◆ **SHORT EXERCISE**:
Collect all lines from the records below that include the word "Rödene".

◆ **DATA SHOWN**:
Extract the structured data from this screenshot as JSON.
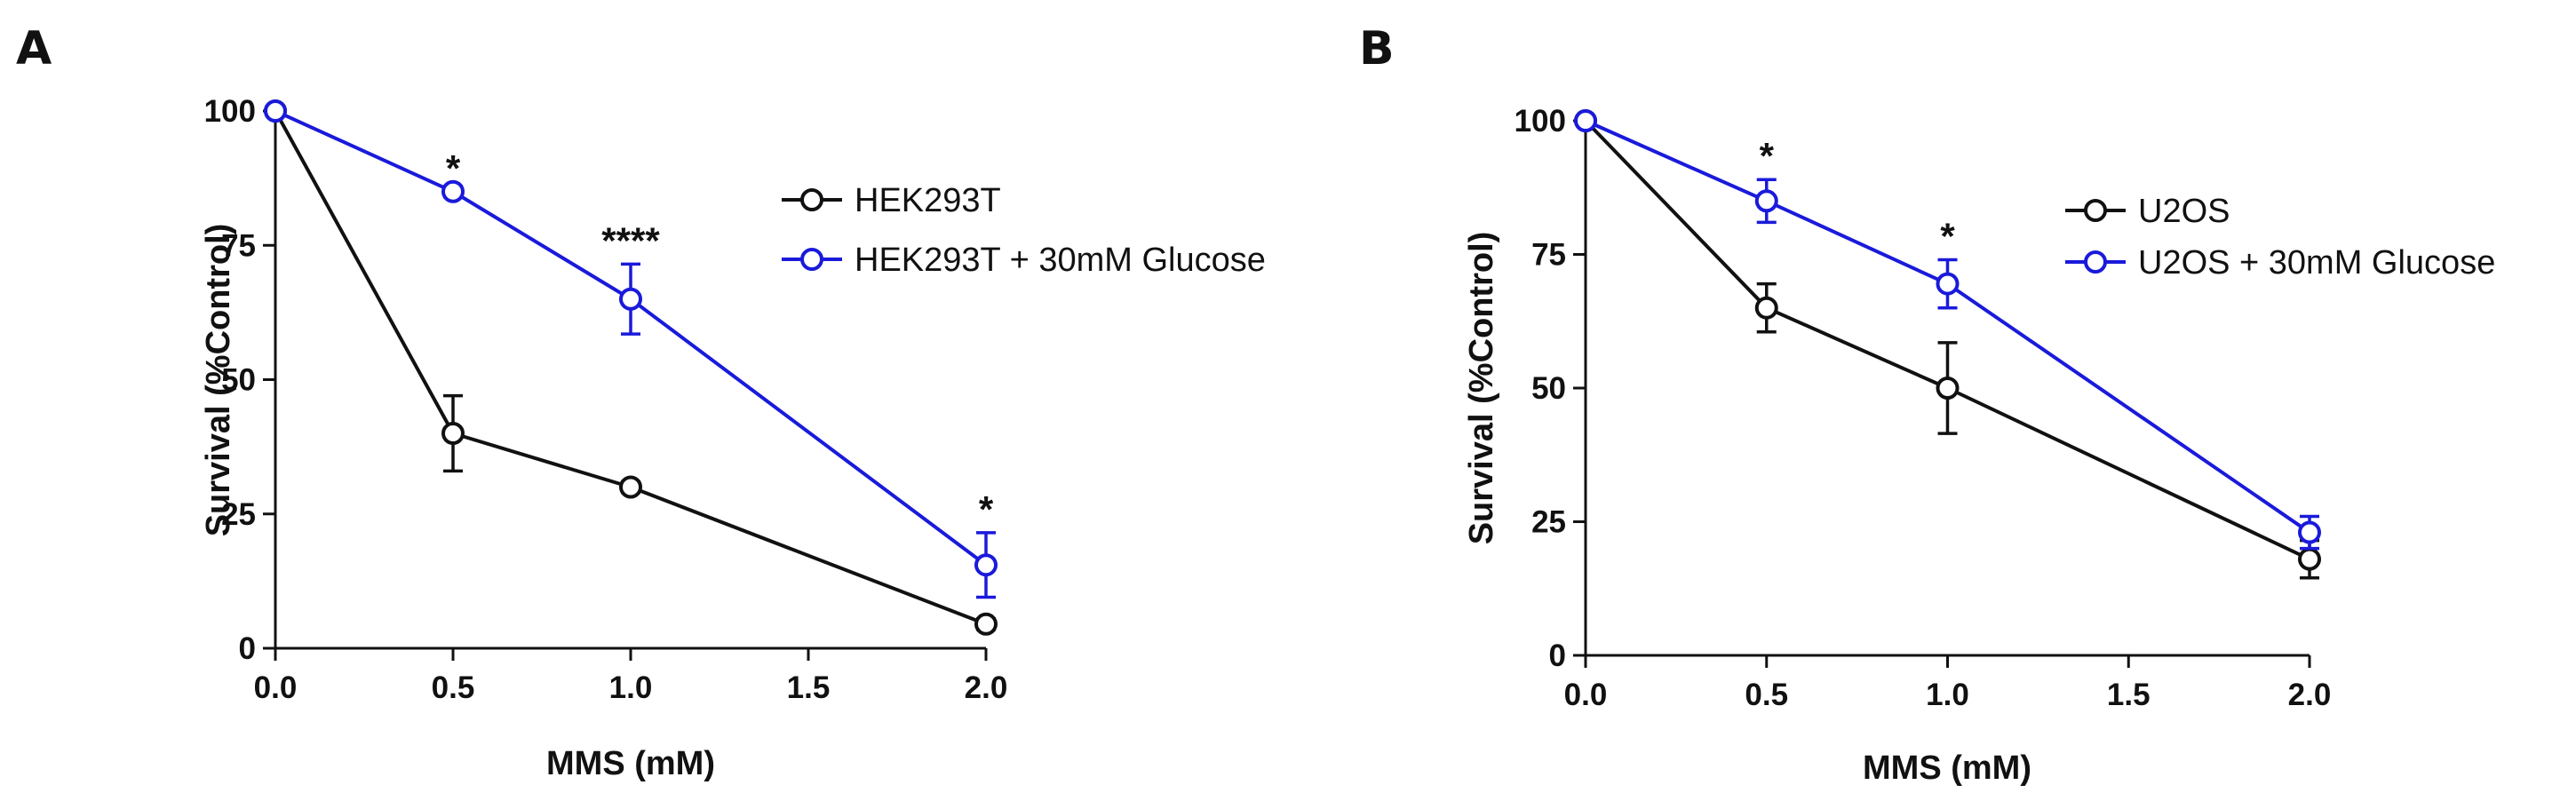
{
  "chart_data": [
    {
      "panel": "A",
      "type": "line",
      "xlabel": "MMS (mM)",
      "ylabel": "Survival (%Control)",
      "xlim": [
        0,
        2
      ],
      "ylim": [
        0,
        100
      ],
      "x_ticks": [
        "0.0",
        "0.5",
        "1.0",
        "1.5",
        "2.0"
      ],
      "y_ticks": [
        "0",
        "25",
        "50",
        "75",
        "100"
      ],
      "x": [
        0,
        0.5,
        1.0,
        2.0
      ],
      "series": [
        {
          "name": "HEK293T",
          "color": "#111111",
          "values": [
            100,
            40,
            30,
            4.5
          ],
          "errors": [
            0,
            7,
            1,
            1
          ]
        },
        {
          "name": "HEK293T + 30mM Glucose",
          "color": "#1a1adb",
          "values": [
            100,
            85,
            65,
            15.5
          ],
          "errors": [
            0,
            1,
            6.5,
            6
          ]
        }
      ],
      "annotations": [
        {
          "x": 0.5,
          "y": 85,
          "text": "*"
        },
        {
          "x": 1.0,
          "y": 71.5,
          "text": "****"
        },
        {
          "x": 2.0,
          "y": 21.5,
          "text": "*"
        }
      ],
      "legend_position": "top-right"
    },
    {
      "panel": "B",
      "type": "line",
      "xlabel": "MMS (mM)",
      "ylabel": "Survival (%Control)",
      "xlim": [
        0,
        2
      ],
      "ylim": [
        0,
        100
      ],
      "x_ticks": [
        "0.0",
        "0.5",
        "1.0",
        "1.5",
        "2.0"
      ],
      "y_ticks": [
        "0",
        "25",
        "50",
        "75",
        "100"
      ],
      "x": [
        0,
        0.5,
        1.0,
        2.0
      ],
      "series": [
        {
          "name": "U2OS",
          "color": "#111111",
          "values": [
            100,
            65,
            50,
            18
          ],
          "errors": [
            0,
            4.5,
            8.5,
            3.5
          ]
        },
        {
          "name": "U2OS + 30mM Glucose",
          "color": "#1a1adb",
          "values": [
            100,
            85,
            69.5,
            23
          ],
          "errors": [
            0,
            4,
            4.5,
            3
          ]
        }
      ],
      "annotations": [
        {
          "x": 0.5,
          "y": 89,
          "text": "*"
        },
        {
          "x": 1.0,
          "y": 74,
          "text": "*"
        }
      ],
      "legend_position": "top-right"
    }
  ]
}
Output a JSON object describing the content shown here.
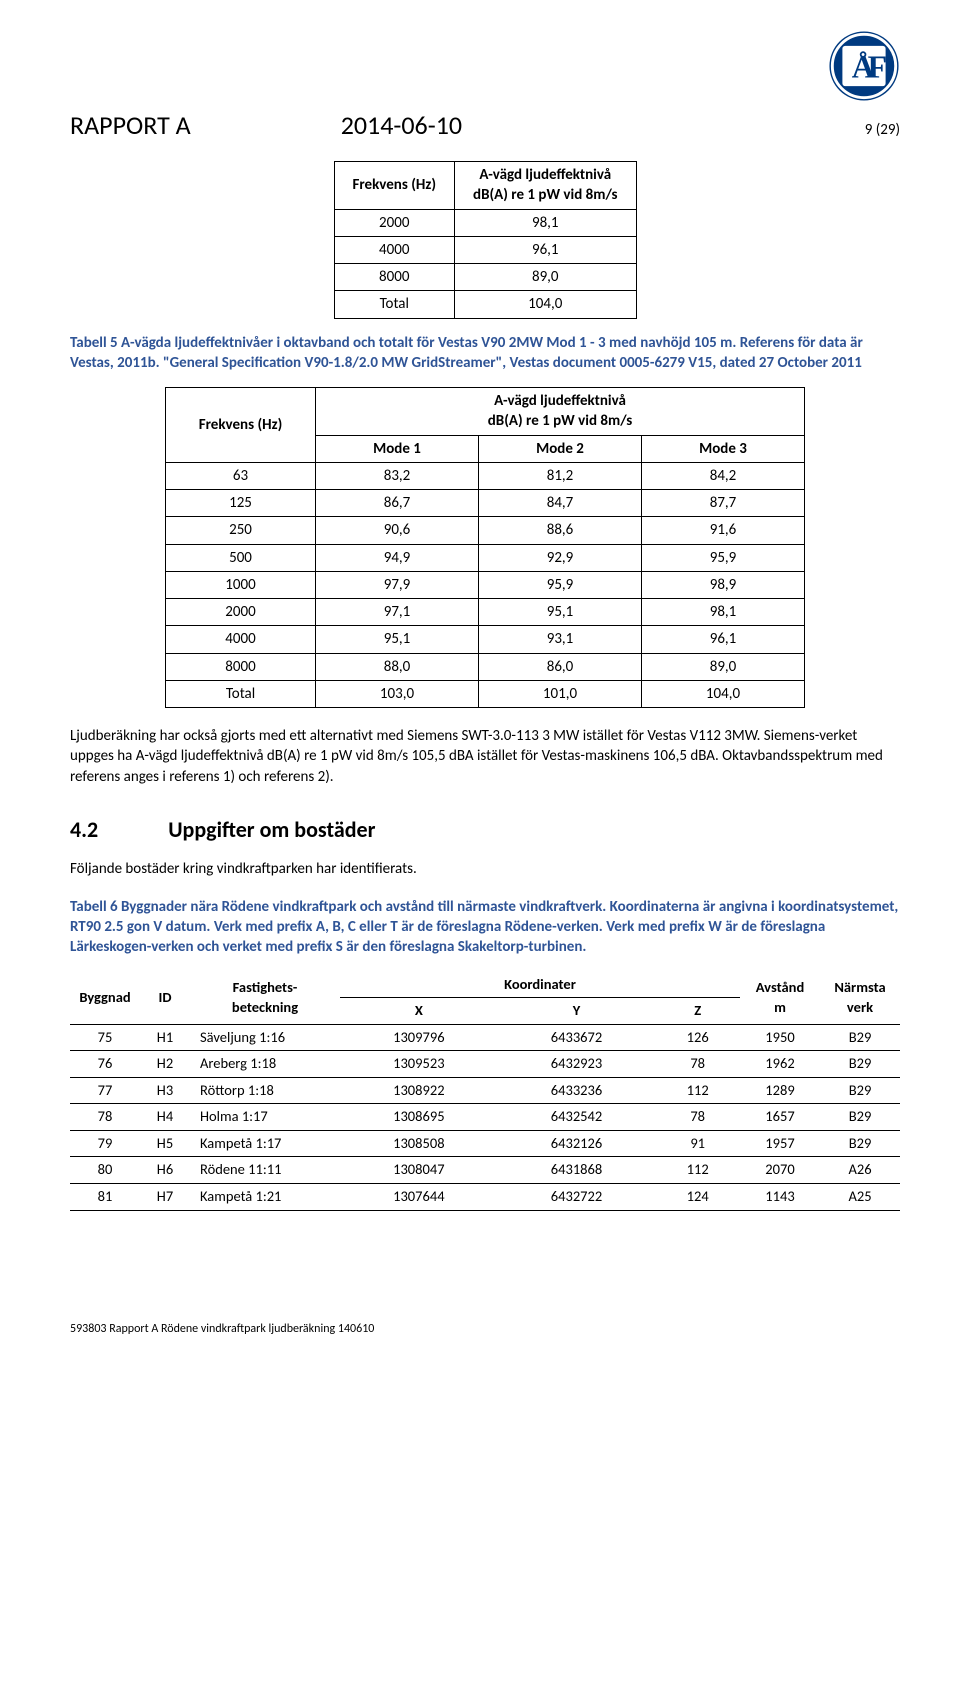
{
  "logo": {
    "outer": "#003a80",
    "letterBg": "#ffffff",
    "letterFg": "#003a80"
  },
  "header": {
    "title": "RAPPORT A",
    "date": "2014-06-10",
    "pagenum": "9 (29)"
  },
  "table1": {
    "head": [
      "Frekvens (Hz)",
      "A-vägd ljudeffektnivå\ndB(A) re 1 pW vid 8m/s"
    ],
    "rows": [
      [
        "2000",
        "98,1"
      ],
      [
        "4000",
        "96,1"
      ],
      [
        "8000",
        "89,0"
      ],
      [
        "Total",
        "104,0"
      ]
    ]
  },
  "caption1": "Tabell 5 A-vägda ljudeffektnivåer i oktavband och totalt för Vestas V90 2MW Mod 1 - 3 med navhöjd 105 m. Referens för data är Vestas, 2011b. \"General Specification V90-1.8/2.0 MW GridStreamer\", Vestas document 0005-6279 V15, dated 27 October 2011",
  "table2": {
    "leftHead": "Frekvens (Hz)",
    "topHead": "A-vägd ljudeffektnivå\ndB(A) re 1 pW vid 8m/s",
    "modes": [
      "Mode 1",
      "Mode 2",
      "Mode 3"
    ],
    "rows": [
      [
        "63",
        "83,2",
        "81,2",
        "84,2"
      ],
      [
        "125",
        "86,7",
        "84,7",
        "87,7"
      ],
      [
        "250",
        "90,6",
        "88,6",
        "91,6"
      ],
      [
        "500",
        "94,9",
        "92,9",
        "95,9"
      ],
      [
        "1000",
        "97,9",
        "95,9",
        "98,9"
      ],
      [
        "2000",
        "97,1",
        "95,1",
        "98,1"
      ],
      [
        "4000",
        "95,1",
        "93,1",
        "96,1"
      ],
      [
        "8000",
        "88,0",
        "86,0",
        "89,0"
      ],
      [
        "Total",
        "103,0",
        "101,0",
        "104,0"
      ]
    ]
  },
  "para1": "Ljudberäkning har också gjorts med ett alternativt med Siemens SWT-3.0-113 3 MW  istället för Vestas V112 3MW. Siemens-verket uppges ha A-vägd ljudeffektnivå dB(A) re 1 pW vid 8m/s 105,5 dBA istället för Vestas-maskinens 106,5 dBA. Oktavbandsspektrum med referens anges i referens 1) och referens 2).",
  "section": {
    "num": "4.2",
    "title": "Uppgifter om bostäder"
  },
  "para2": "Följande bostäder kring vindkraftparken har identifierats.",
  "caption2": "Tabell 6 Byggnader nära Rödene vindkraftpark och avstånd till närmaste vindkraftverk. Koordinaterna är angivna i koordinatsystemet, RT90 2.5 gon V datum. Verk med prefix A, B, C eller T är de föreslagna Rödene-verken. Verk med prefix W är de föreslagna Lärkeskogen-verken och verket med prefix S är den föreslagna Skakeltorp-turbinen.",
  "table3": {
    "head": {
      "byggnad": "Byggnad",
      "id": "ID",
      "fast": "Fastighets-\nbeteckning",
      "koord": "Koordinater",
      "avst": "Avstånd\nm",
      "verk": "Närmsta\nverk",
      "xyz": [
        "X",
        "Y",
        "Z"
      ]
    },
    "rows": [
      [
        "75",
        "H1",
        "Säveljung 1:16",
        "1309796",
        "6433672",
        "126",
        "1950",
        "B29"
      ],
      [
        "76",
        "H2",
        "Areberg 1:18",
        "1309523",
        "6432923",
        "78",
        "1962",
        "B29"
      ],
      [
        "77",
        "H3",
        "Röttorp 1:18",
        "1308922",
        "6433236",
        "112",
        "1289",
        "B29"
      ],
      [
        "78",
        "H4",
        "Holma 1:17",
        "1308695",
        "6432542",
        "78",
        "1657",
        "B29"
      ],
      [
        "79",
        "H5",
        "Kampetå 1:17",
        "1308508",
        "6432126",
        "91",
        "1957",
        "B29"
      ],
      [
        "80",
        "H6",
        "Rödene 11:11",
        "1308047",
        "6431868",
        "112",
        "2070",
        "A26"
      ],
      [
        "81",
        "H7",
        "Kampetå 1:21",
        "1307644",
        "6432722",
        "124",
        "1143",
        "A25"
      ]
    ]
  },
  "footer": "593803 Rapport A Rödene vindkraftpark ljudberäkning 140610"
}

◆ **FULL RESPONSE**:
  "caption2": "Tabell 6 Byggnader nära Rödene vindkraftpark och avstånd till närmaste vindkraftverk. Koordinaterna är angivna i koordinatsystemet, RT90 2.5 gon V datum. Verk med prefix A, B, C eller T är de föreslagna Rödene-verken. Verk med prefix W är de föreslagna Lärkeskogen-verken och verket med prefix S är den föreslagna Skakeltorp-turbinen.",
        "Rödene 11:11",
  "footer": "593803 Rapport A Rödene vindkraftpark ljudberäkning 140610"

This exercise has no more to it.